• **EXERCISE MATERIALS**

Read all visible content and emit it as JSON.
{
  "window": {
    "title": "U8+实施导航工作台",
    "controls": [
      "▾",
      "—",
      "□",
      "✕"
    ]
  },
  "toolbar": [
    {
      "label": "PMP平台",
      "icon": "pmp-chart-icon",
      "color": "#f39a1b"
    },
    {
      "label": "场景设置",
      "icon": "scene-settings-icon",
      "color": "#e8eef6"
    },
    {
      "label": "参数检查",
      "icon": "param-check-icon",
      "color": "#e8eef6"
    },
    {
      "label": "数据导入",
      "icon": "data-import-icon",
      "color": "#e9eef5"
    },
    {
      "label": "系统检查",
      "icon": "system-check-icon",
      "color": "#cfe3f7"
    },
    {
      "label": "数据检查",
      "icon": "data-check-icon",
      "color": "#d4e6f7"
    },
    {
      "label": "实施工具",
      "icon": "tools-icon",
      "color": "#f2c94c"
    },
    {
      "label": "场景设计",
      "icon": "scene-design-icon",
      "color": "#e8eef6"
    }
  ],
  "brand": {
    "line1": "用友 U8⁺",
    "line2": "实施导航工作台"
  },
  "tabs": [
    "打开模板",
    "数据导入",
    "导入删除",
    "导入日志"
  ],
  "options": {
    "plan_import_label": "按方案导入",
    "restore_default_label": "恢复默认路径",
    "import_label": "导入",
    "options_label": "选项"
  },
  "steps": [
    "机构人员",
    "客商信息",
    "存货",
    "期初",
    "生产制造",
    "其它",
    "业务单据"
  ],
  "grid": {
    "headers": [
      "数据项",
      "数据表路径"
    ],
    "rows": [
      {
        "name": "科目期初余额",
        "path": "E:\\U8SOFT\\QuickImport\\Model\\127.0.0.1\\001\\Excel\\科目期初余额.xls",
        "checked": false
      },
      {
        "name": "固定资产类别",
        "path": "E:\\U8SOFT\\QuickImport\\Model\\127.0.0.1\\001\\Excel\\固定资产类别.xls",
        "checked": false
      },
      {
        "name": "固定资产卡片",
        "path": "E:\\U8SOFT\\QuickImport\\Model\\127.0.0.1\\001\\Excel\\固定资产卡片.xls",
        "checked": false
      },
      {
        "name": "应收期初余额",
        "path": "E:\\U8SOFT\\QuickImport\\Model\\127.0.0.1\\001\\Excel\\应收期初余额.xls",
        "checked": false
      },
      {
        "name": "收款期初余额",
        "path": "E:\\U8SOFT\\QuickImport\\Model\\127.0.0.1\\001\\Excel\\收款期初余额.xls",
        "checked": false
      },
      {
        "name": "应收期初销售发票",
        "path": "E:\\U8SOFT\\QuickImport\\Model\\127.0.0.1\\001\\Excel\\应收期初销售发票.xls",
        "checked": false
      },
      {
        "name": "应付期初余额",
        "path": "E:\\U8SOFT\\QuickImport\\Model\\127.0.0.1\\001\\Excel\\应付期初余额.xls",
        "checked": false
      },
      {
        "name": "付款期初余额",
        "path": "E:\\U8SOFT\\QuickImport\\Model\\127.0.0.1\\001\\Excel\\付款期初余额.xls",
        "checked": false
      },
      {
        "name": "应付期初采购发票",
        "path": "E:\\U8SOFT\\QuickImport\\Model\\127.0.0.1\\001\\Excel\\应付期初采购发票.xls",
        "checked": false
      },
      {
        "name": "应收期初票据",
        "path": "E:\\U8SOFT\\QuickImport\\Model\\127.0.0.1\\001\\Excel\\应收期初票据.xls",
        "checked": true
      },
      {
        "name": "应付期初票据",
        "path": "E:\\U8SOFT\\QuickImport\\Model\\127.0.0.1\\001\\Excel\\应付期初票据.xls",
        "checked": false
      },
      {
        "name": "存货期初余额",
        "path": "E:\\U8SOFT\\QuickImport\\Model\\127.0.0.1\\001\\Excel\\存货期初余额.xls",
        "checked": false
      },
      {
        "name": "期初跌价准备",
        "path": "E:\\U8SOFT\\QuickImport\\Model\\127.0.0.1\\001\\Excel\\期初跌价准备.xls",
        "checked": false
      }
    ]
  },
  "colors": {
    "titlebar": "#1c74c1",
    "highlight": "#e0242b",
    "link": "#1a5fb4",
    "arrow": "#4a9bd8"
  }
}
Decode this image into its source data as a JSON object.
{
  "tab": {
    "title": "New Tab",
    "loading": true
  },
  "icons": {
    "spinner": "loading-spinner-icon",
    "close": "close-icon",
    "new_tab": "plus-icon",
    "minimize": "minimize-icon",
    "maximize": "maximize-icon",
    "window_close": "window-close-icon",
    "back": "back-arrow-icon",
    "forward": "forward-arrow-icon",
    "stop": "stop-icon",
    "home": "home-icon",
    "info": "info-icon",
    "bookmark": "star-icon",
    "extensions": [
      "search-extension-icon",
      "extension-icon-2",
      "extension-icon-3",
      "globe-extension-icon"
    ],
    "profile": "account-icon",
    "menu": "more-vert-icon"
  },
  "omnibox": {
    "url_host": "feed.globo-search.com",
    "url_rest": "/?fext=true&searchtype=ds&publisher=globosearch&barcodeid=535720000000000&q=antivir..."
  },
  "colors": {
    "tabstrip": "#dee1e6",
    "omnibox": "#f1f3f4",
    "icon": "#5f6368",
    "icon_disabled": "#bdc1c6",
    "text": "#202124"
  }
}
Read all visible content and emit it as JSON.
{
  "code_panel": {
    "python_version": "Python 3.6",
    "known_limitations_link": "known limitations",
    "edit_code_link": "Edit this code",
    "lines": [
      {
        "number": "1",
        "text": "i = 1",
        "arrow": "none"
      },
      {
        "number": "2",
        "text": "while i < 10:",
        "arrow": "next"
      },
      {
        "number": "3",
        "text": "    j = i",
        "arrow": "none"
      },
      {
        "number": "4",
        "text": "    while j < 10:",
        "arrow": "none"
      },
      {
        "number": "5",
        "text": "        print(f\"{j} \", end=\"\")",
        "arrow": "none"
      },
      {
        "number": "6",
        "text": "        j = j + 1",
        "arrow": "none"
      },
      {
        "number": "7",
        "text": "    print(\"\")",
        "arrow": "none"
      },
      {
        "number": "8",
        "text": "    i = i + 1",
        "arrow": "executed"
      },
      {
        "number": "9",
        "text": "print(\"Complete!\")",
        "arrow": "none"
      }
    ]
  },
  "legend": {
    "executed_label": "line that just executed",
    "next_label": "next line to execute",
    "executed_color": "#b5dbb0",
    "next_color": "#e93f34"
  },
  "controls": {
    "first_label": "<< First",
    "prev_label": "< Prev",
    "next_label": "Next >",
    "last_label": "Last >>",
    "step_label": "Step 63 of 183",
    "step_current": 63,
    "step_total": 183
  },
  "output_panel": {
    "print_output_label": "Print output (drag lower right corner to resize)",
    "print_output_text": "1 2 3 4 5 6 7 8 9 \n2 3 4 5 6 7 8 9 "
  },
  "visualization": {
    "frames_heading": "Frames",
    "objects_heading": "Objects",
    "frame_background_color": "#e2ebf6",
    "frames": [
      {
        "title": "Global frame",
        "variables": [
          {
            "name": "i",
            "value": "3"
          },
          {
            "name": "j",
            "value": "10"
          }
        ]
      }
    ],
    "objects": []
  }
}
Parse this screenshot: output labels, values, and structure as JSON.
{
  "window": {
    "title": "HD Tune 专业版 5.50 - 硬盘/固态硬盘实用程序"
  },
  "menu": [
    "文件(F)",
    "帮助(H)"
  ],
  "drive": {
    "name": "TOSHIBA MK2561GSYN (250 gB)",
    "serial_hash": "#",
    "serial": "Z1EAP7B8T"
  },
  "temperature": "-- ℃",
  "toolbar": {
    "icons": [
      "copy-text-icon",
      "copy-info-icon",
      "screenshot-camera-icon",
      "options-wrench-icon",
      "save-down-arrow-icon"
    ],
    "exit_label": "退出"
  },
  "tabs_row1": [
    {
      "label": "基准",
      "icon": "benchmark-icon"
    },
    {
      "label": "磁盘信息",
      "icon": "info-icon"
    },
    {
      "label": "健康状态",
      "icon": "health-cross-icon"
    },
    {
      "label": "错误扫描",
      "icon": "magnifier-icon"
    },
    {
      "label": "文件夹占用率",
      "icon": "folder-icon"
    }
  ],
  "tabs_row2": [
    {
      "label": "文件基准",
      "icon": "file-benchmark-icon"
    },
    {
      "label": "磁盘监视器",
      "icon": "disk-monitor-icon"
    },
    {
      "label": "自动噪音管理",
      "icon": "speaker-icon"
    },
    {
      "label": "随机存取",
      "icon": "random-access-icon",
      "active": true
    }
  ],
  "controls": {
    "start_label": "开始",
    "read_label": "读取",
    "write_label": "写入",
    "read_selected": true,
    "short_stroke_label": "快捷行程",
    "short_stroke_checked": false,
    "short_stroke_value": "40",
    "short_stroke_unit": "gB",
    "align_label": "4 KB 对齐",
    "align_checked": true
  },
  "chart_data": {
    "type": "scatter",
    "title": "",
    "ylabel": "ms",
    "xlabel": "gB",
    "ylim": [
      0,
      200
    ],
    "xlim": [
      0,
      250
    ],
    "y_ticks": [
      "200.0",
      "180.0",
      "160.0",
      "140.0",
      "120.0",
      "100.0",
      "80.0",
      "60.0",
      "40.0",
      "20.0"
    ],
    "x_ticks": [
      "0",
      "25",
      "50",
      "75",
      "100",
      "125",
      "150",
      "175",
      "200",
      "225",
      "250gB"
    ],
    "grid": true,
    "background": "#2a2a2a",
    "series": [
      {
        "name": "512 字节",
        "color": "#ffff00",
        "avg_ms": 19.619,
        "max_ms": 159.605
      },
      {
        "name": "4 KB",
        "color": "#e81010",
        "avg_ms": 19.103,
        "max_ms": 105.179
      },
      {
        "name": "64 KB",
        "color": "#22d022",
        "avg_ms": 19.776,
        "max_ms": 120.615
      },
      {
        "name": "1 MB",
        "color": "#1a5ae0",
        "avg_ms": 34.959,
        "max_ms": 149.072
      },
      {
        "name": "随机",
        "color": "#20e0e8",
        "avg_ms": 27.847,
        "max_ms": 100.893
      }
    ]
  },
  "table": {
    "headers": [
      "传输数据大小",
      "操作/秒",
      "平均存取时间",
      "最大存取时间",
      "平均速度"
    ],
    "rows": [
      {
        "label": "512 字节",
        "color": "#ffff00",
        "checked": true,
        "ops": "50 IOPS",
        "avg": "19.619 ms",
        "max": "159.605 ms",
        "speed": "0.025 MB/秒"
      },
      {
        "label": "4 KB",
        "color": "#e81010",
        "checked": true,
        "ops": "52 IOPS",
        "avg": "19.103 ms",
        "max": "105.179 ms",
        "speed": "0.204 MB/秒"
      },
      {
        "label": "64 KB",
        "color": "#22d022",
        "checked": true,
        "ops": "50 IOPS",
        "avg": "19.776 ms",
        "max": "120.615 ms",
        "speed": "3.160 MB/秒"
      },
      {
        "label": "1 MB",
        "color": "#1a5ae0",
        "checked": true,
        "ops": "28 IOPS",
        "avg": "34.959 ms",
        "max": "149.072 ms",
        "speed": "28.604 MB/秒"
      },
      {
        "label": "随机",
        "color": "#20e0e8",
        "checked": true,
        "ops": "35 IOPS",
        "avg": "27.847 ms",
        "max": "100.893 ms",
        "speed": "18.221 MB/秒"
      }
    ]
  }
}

• **WHAT YOU HAVE TO DO**
Reproduce each line of the entries in which the word "应付期初余额" is found.

• **TASK SOLUTION**
        "name": "应付期初余额",
        "path": "E:\\U8SOFT\\QuickImport\\Model\\127.0.0.1\\001\\Excel\\应付期初余额.xls",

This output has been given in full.